Dataset records on visual material:
....
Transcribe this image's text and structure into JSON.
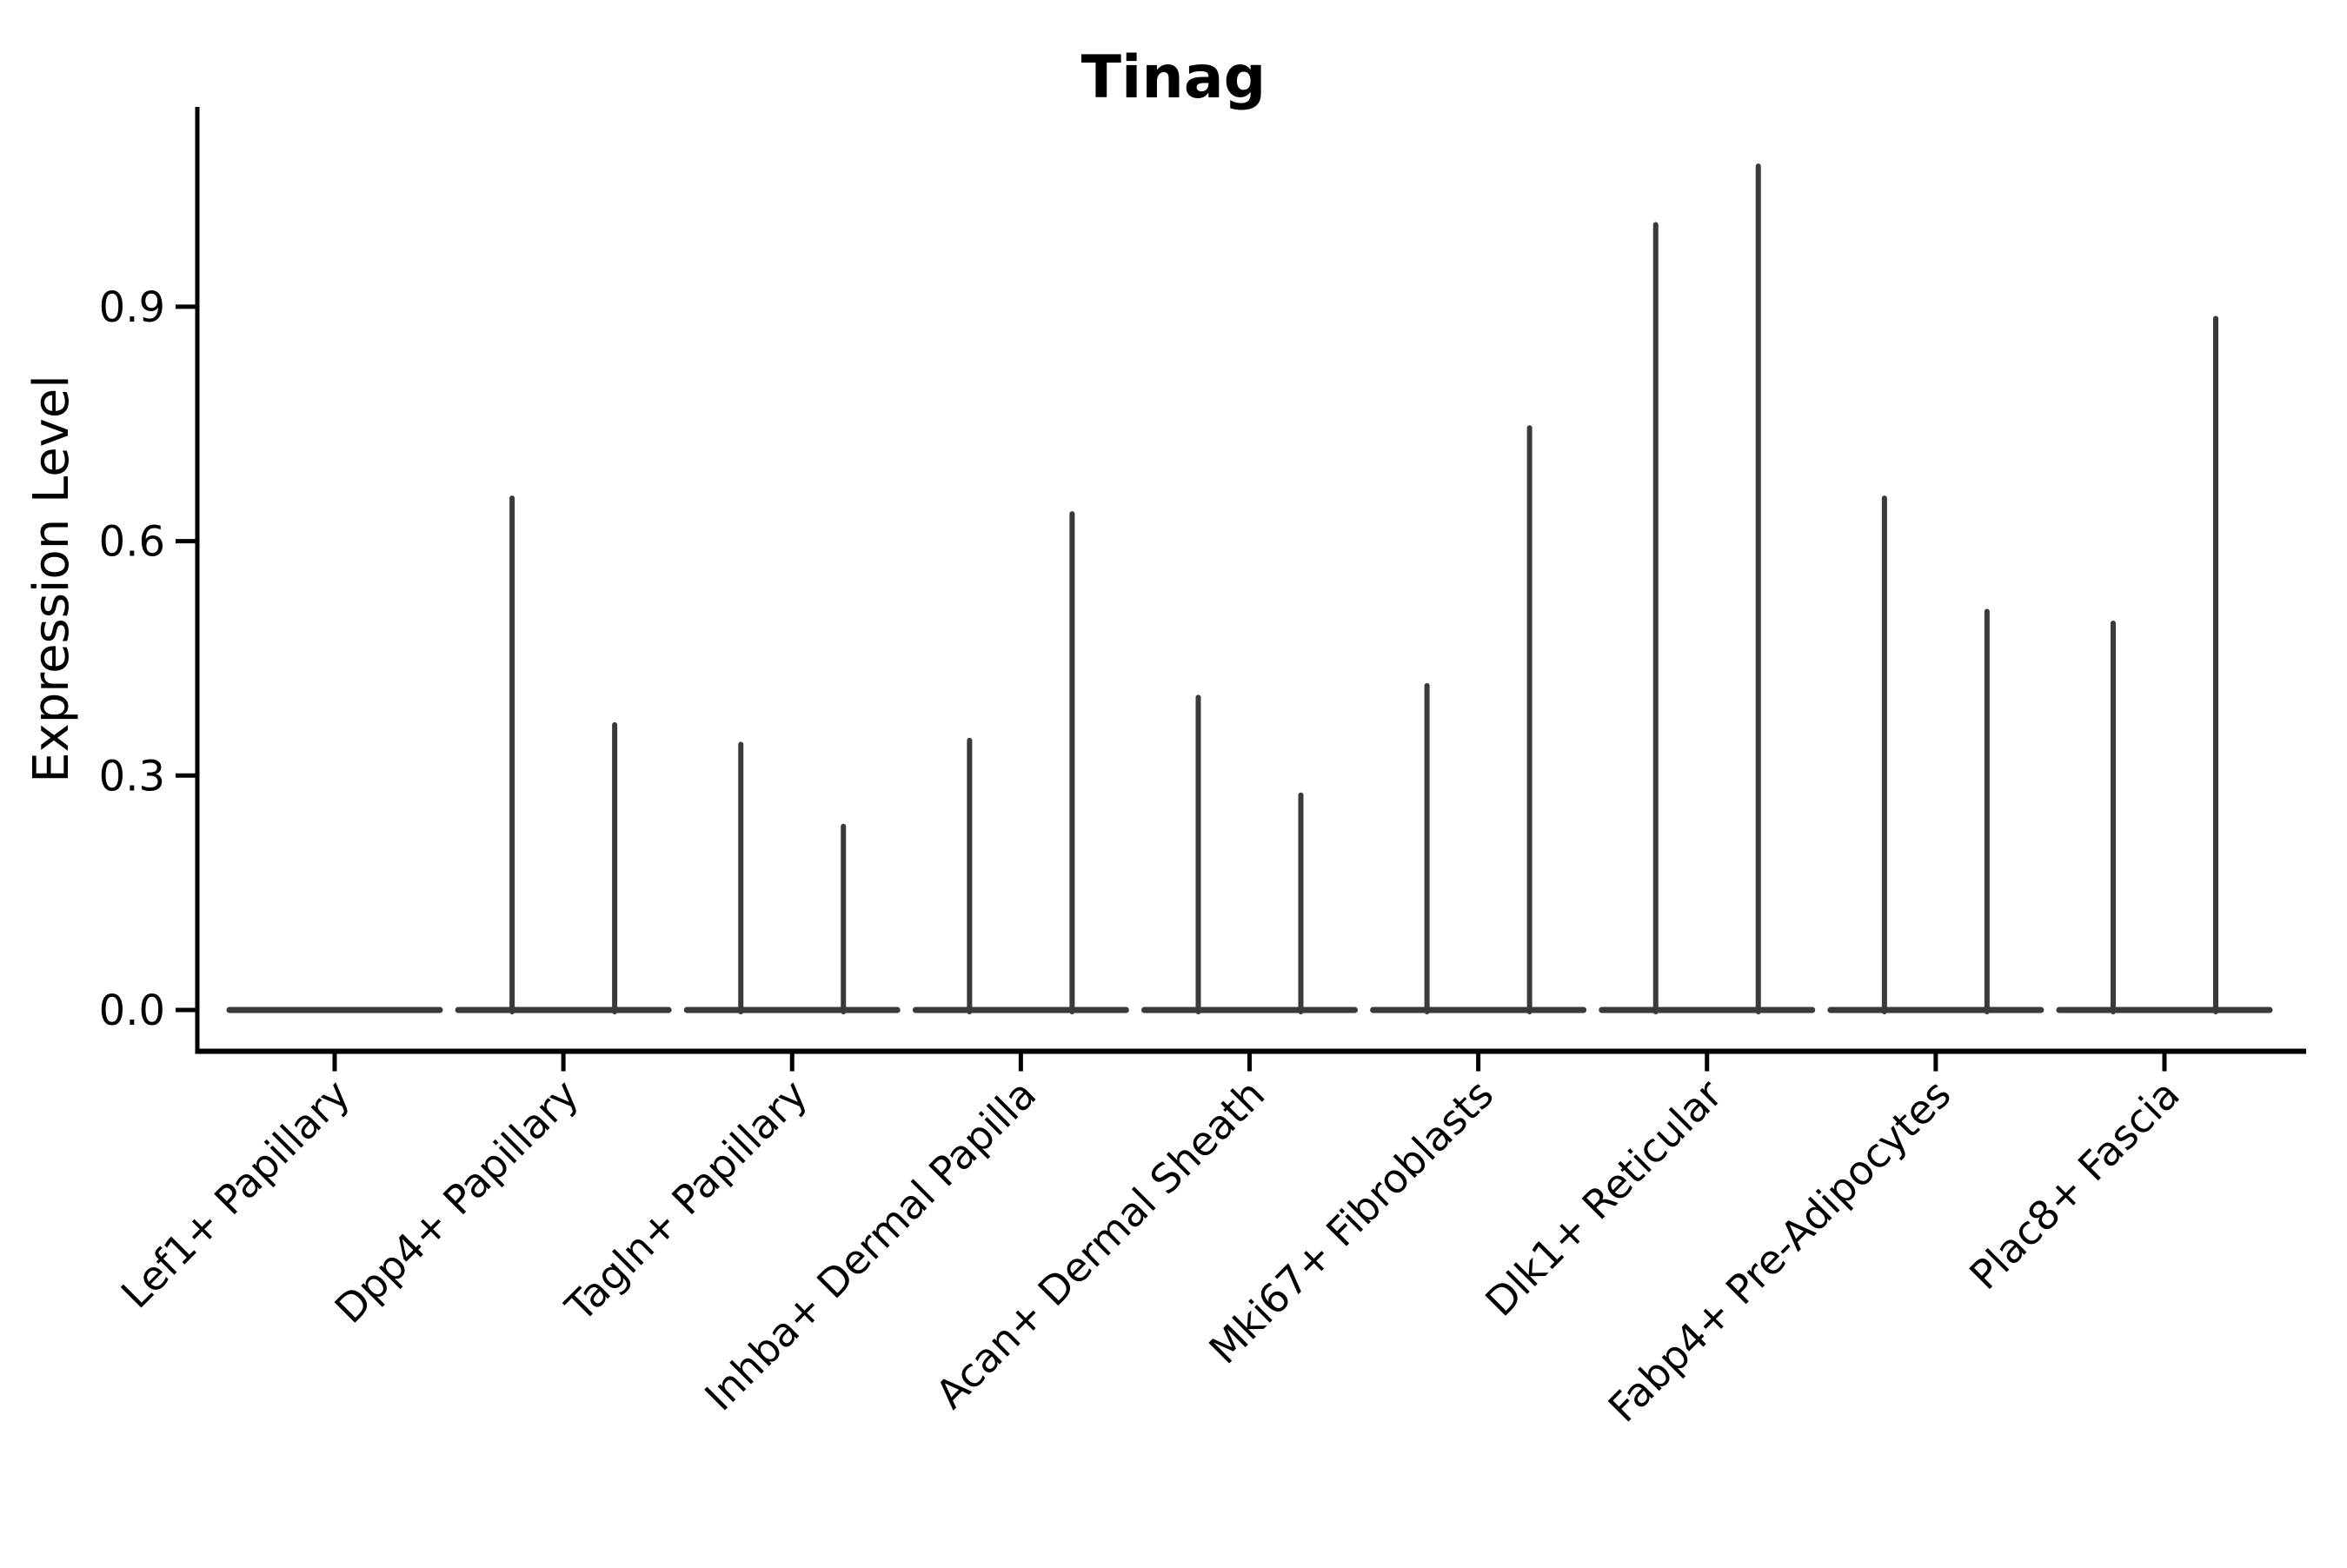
{
  "chart_data": {
    "type": "violin",
    "title": "Tinag",
    "ylabel": "Expression Level",
    "xlabel": "",
    "grid": false,
    "legend": "none",
    "ylim": [
      -0.05,
      1.16
    ],
    "yticks": [
      0.0,
      0.3,
      0.6,
      0.9
    ],
    "ytick_labels": [
      "0.0",
      "0.3",
      "0.6",
      "0.9"
    ],
    "categories": [
      "Lef1+ Papillary",
      "Dpp4+ Papillary",
      "Tagln+ Papillary",
      "Inhba+ Dermal Papilla",
      "Acan+ Dermal Sheath",
      "Mki67+ Fibroblasts",
      "Dlk1+ Reticular",
      "Fabp4+ Pre-Adipocytes",
      "Plac8+ Fascia"
    ],
    "violins_per_category": 2,
    "baseline_value": 0.0,
    "series": [
      {
        "name": "violin-left",
        "max_values": [
          0.0,
          0.655,
          0.34,
          0.345,
          0.4,
          0.415,
          1.005,
          0.655,
          0.495
        ]
      },
      {
        "name": "violin-right",
        "max_values": [
          0.0,
          0.365,
          0.235,
          0.635,
          0.275,
          0.745,
          1.08,
          0.51,
          0.885
        ]
      }
    ],
    "colors": {
      "violin_outline": "#3A3A3A",
      "axis": "#000000",
      "text": "#000000",
      "background": "#FFFFFF"
    }
  }
}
....
● **Task to complete**: Leave out the pictures and copy everything else in the records word for word.

● **Output**:
Transcribe this image's text and structure into JSON.
{
  "chart_data": {
    "type": "violin",
    "title": "Tinag",
    "ylabel": "Expression Level",
    "xlabel": "",
    "grid": false,
    "legend": "none",
    "ylim": [
      -0.05,
      1.16
    ],
    "yticks": [
      0.0,
      0.3,
      0.6,
      0.9
    ],
    "ytick_labels": [
      "0.0",
      "0.3",
      "0.6",
      "0.9"
    ],
    "categories": [
      "Lef1+ Papillary",
      "Dpp4+ Papillary",
      "Tagln+ Papillary",
      "Inhba+ Dermal Papilla",
      "Acan+ Dermal Sheath",
      "Mki67+ Fibroblasts",
      "Dlk1+ Reticular",
      "Fabp4+ Pre-Adipocytes",
      "Plac8+ Fascia"
    ],
    "violins_per_category": 2,
    "baseline_value": 0.0,
    "series": [
      {
        "name": "violin-left",
        "max_values": [
          0.0,
          0.655,
          0.34,
          0.345,
          0.4,
          0.415,
          1.005,
          0.655,
          0.495
        ]
      },
      {
        "name": "violin-right",
        "max_values": [
          0.0,
          0.365,
          0.235,
          0.635,
          0.275,
          0.745,
          1.08,
          0.51,
          0.885
        ]
      }
    ],
    "colors": {
      "violin_outline": "#3A3A3A",
      "axis": "#000000",
      "text": "#000000",
      "background": "#FFFFFF"
    }
  }
}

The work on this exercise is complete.